Data excerpts:
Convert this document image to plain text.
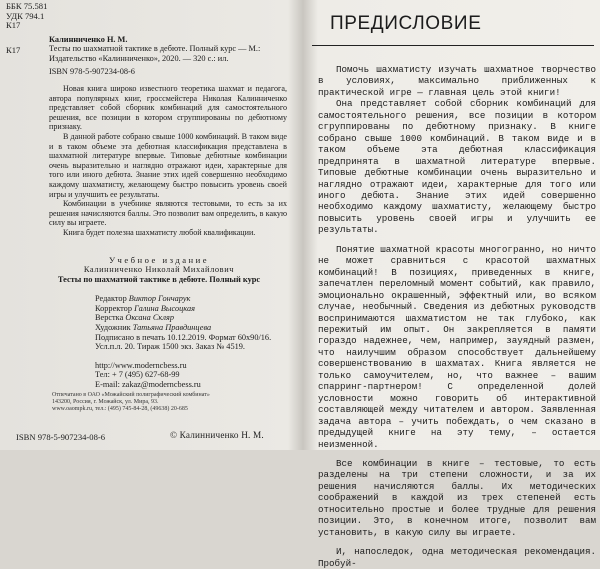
ББК 75.581
УДК 794.1
К17
К17
Калинниченко Н. М.
Тесты по шахматной тактике в дебюте. Полный курс — М.: Издательство «Калинниченко», 2020. — 320 с.: ил.
ISBN 978-5-907234-08-6

Новая книга широко известного теоретика шахмат и педагога, автора популярных книг, гроссмейстера Николая Калинниченко представляет собой сборник комбинаций для самостоятельного решения, все позиции в котором сгруппированы по дебютному признаку.

В данной работе собрано свыше 1000 комбинаций. В таком виде и в таком объеме эта дебютная классификация представлена в шахматной литературе впервые. Типовые дебютные комбинации очень выразительно и наглядно отражают идеи, характерные для того или иного дебюта. Знание этих идей совершенно необходимо каждому шахматисту, желающему быстро повысить уровень своей игры и улучшить ее результаты.

Комбинации в учебнике являются тестовыми, то есть за их решения начисляются баллы. Это позволит вам определить, в какую силу вы играете.

Книга будет полезна шахматисту любой квалификации.

Учебное издание
Калинниченко Николай Михайлович
Тесты по шахматной тактике в дебюте. Полный курс
Редактор Виктор Гончарук
Корректор Галина Высоцкая
Верстка Оксана Скляр
Художник Татьяна Правдинцева
Подписано в печать 10.12.2019. Формат 60х90/16.
Усл.п.л. 20. Тираж 1500 экз. Заказ № 4519.
http://www.moderncbess.ru
Тел: + 7 (495) 627-68-99
E-mail: zakaz@moderncbess.ru
Отпечатано в ОАО «Можайский полиграфический комбинат»
143200, Россия, г. Можайск, ул. Мира, 93.
www.oaompk.ru, тел.: (495) 745-84-28, (49638) 20-685
ISBN 978-5-907234-08-6	© Калинниченко Н. М.
ПРЕДИСЛОВИЕ

Помочь шахматисту изучать шахматное творчество в условиях, максимально приближенных к практической игре — главная цель этой книги!

Она представляет собой сборник комбинаций для самостоятельного решения, все позиции в котором сгруппированы по дебютному признаку. В книге собрано свыше 1000 комбинаций. В таком виде и в таком объеме эта дебютная классификация предпринята в шахматной литературе впервые. Типовые дебютные комбинации очень выразительно и наглядно отражают идеи, характерные для того или иного дебюта. Знание этих идей совершенно необходимо каждому шахматисту, желающему быстро повысить уровень своей игры и улучшить ее результаты.

Понятие шахматной красоты многогранно, но ничто не может сравниться с красотой шахматных комбинаций! В позициях, приведенных в книге, запечатлен переломный момент событий, как правило, эмоционально окрашенный, эффектный или, во всяком случае, необычный. Сведения из дебютных руководств воспринимаются шахматистом не так глубоко, как пережитый им опыт. Он закрепляется в памяти гораздо надежнее, чем, например, зауядный размен, что наилучшим образом способствует дальнейшему совершенствованию в шахматах. Книга является не только самоучителем, но, что важнее – вашим спарринг-партнером! С определенной долей условности можно говорить об интерактивной составляющей между читателем и автором. Заявленная задача автора – учить побеждать, о чем сказано в предыдущей книге на эту тему, – остается неизменной.

Все комбинации в книге – тестовые, то есть разделены на три степени сложности, и за их решения начисляются баллы. Их методических соображений в каждой из трех степеней есть относительно простые и более трудные для решения позиции. Это, в конечном итоге, позволит вам установить, в какую силу вы играете.

И, напоследок, одна методическая рекомендация. Пробуй-
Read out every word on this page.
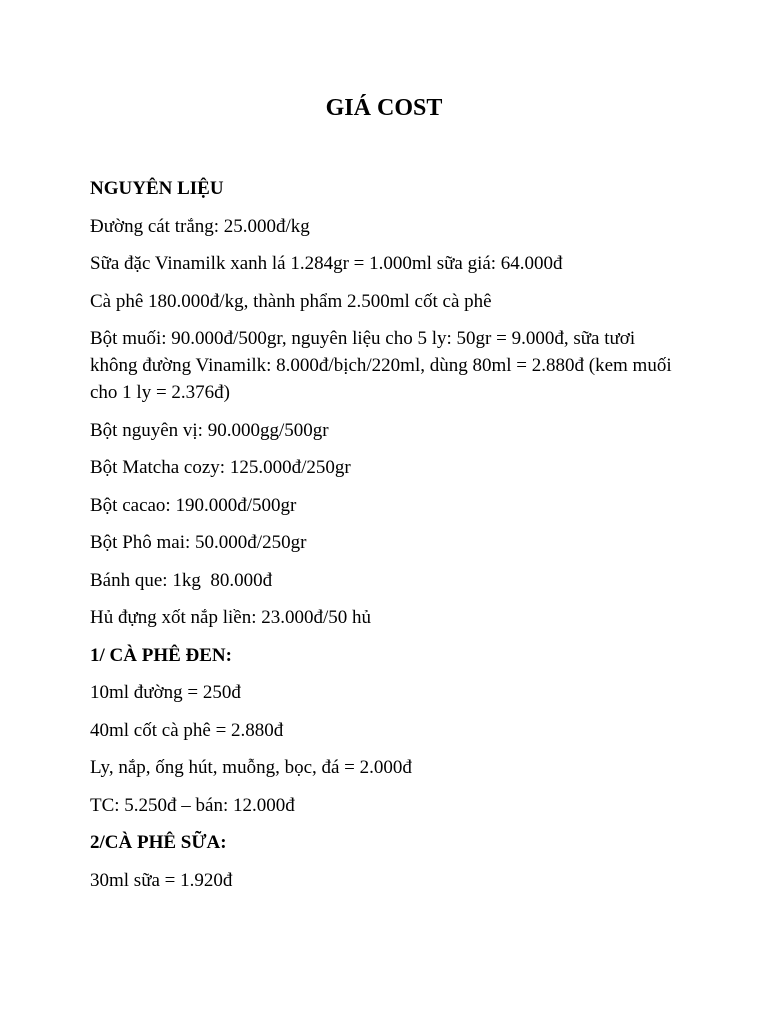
GIÁ COST

NGUYÊN LIỆU

Đường cát trắng: 25.000đ/kg

Sữa đặc Vinamilk xanh lá 1.284gr = 1.000ml sữa giá: 64.000đ

Cà phê 180.000đ/kg, thành phẩm 2.500ml cốt cà phê

Bột muối: 90.000đ/500gr, nguyên liệu cho 5 ly: 50gr = 9.000đ, sữa tươi không đường Vinamilk: 8.000đ/bịch/220ml, dùng 80ml = 2.880đ (kem muối cho 1 ly = 2.376đ)

Bột nguyên vị: 90.000gg/500gr

Bột Matcha cozy: 125.000đ/250gr

Bột cacao: 190.000đ/500gr

Bột Phô mai: 50.000đ/250gr

Bánh que: 1kg  80.000đ

Hủ đựng xốt nắp liền: 23.000đ/50 hủ

1/ CÀ PHÊ ĐEN:

10ml đường = 250đ

40ml cốt cà phê = 2.880đ

Ly, nắp, ống hút, muỗng, bọc, đá = 2.000đ

TC: 5.250đ – bán: 12.000đ

2/CÀ PHÊ SỮA:

30ml sữa = 1.920đ
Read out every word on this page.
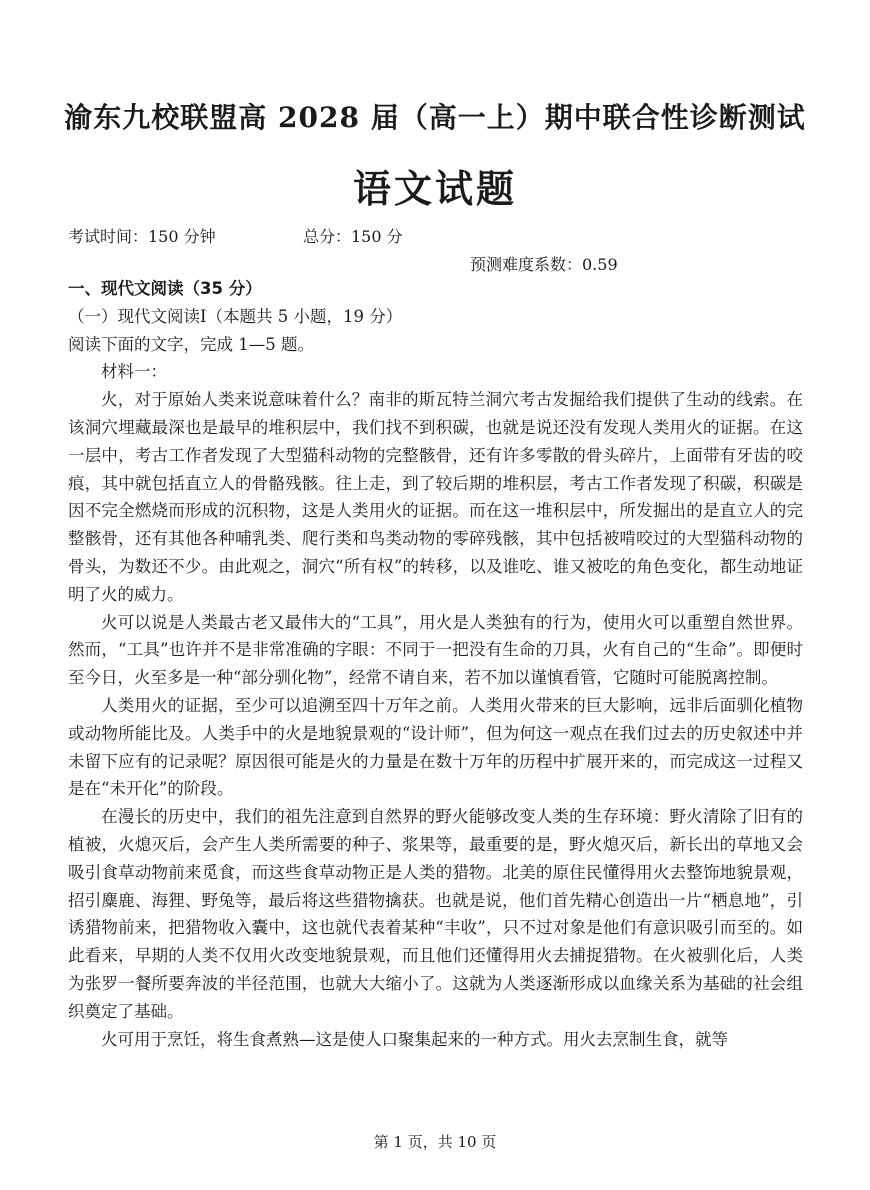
渝东九校联盟高 2028 届（高一上）期中联合性诊断测试
语文试题
考试时间：150 分钟	总分：150 分
预测难度系数：0.59
一、现代文阅读（35 分）
（一）现代文阅读Ⅰ（本题共 5 小题，19 分）
阅读下面的文字，完成 1—5 题。
材料一：

火，对于原始人类来说意味着什么？南非的斯瓦特兰洞穴考古发掘给我们提供了生动的线索。在该洞穴埋藏最深也是最早的堆积层中，我们找不到积碳，也就是说还没有发现人类用火的证据。在这一层中，考古工作者发现了大型猫科动物的完整骸骨，还有许多零散的骨头碎片，上面带有牙齿的咬痕，其中就包括直立人的骨骼残骸。往上走，到了较后期的堆积层，考古工作者发现了积碳，积碳是因不完全燃烧而形成的沉积物，这是人类用火的证据。而在这一堆积层中，所发掘出的是直立人的完整骸骨，还有其他各种哺乳类、爬行类和鸟类动物的零碎残骸，其中包括被啃咬过的大型猫科动物的骨头，为数还不少。由此观之，洞穴“所有权”的转移，以及谁吃、谁又被吃的角色变化，都生动地证明了火的威力。

火可以说是人类最古老又最伟大的“工具”，用火是人类独有的行为，使用火可以重塑自然世界。然而，“工具”也许并不是非常准确的字眼：不同于一把没有生命的刀具，火有自己的“生命”。即便时至今日，火至多是一种“部分驯化物”，经常不请自来，若不加以谨慎看管，它随时可能脱离控制。

人类用火的证据，至少可以追溯至四十万年之前。人类用火带来的巨大影响，远非后面驯化植物或动物所能比及。人类手中的火是地貌景观的“设计师”，但为何这一观点在我们过去的历史叙述中并未留下应有的记录呢？原因很可能是火的力量是在数十万年的历程中扩展开来的，而完成这一过程又是在“未开化”的阶段。

在漫长的历史中，我们的祖先注意到自然界的野火能够改变人类的生存环境：野火清除了旧有的植被，火熄灭后，会产生人类所需要的种子、浆果等，最重要的是，野火熄灭后，新长出的草地又会吸引食草动物前来觅食，而这些食草动物正是人类的猎物。北美的原住民懂得用火去整饰地貌景观，招引麋鹿、海狸、野兔等，最后将这些猎物擒获。也就是说，他们首先精心创造出一片“栖息地”，引诱猎物前来，把猎物收入囊中，这也就代表着某种“丰收”，只不过对象是他们有意识吸引而至的。如此看来，早期的人类不仅用火改变地貌景观，而且他们还懂得用火去捕捉猎物。在火被驯化后，人类为张罗一餐所要奔波的半径范围，也就大大缩小了。这就为人类逐渐形成以血缘关系为基础的社会组织奠定了基础。

火可用于烹饪，将生食煮熟—这是使人口聚集起来的一种方式。用火去烹制生食，就等

第 1 页，共 10 页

-- TASK TO COMPLETE --
Out of the records, collect only those lines that contain the string "очень".

-- EXPECTED OUTPUT --
В данной работе собрано свыше 1000 комбинаций. В таком виде и в таком объеме эта дебютная классификация представлена в шахматной литературе впервые. Типовые дебютные комбинации очень выразительно и наглядно отражают идеи, характерные для того или иного дебюта. Знание этих идей совершенно необходимо каждому шахматисту, желающему быстро повысить уровень своей игры и улучшить ее результаты.
Она представляет собой сборник комбинаций для самостоятельного решения, все позиции в котором сгруппированы по дебютному признаку. В книге собрано свыше 1000 комбинаций. В таком виде и в таком объеме эта дебютная классификация предпринята в шахматной литературе впервые. Типовые дебютные комбинации очень выразительно и наглядно отражают идеи, характерные для того или иного дебюта. Знание этих идей совершенно необходимо каждому шахматисту, желающему быстро повысить уровень своей игры и улучшить ее результаты.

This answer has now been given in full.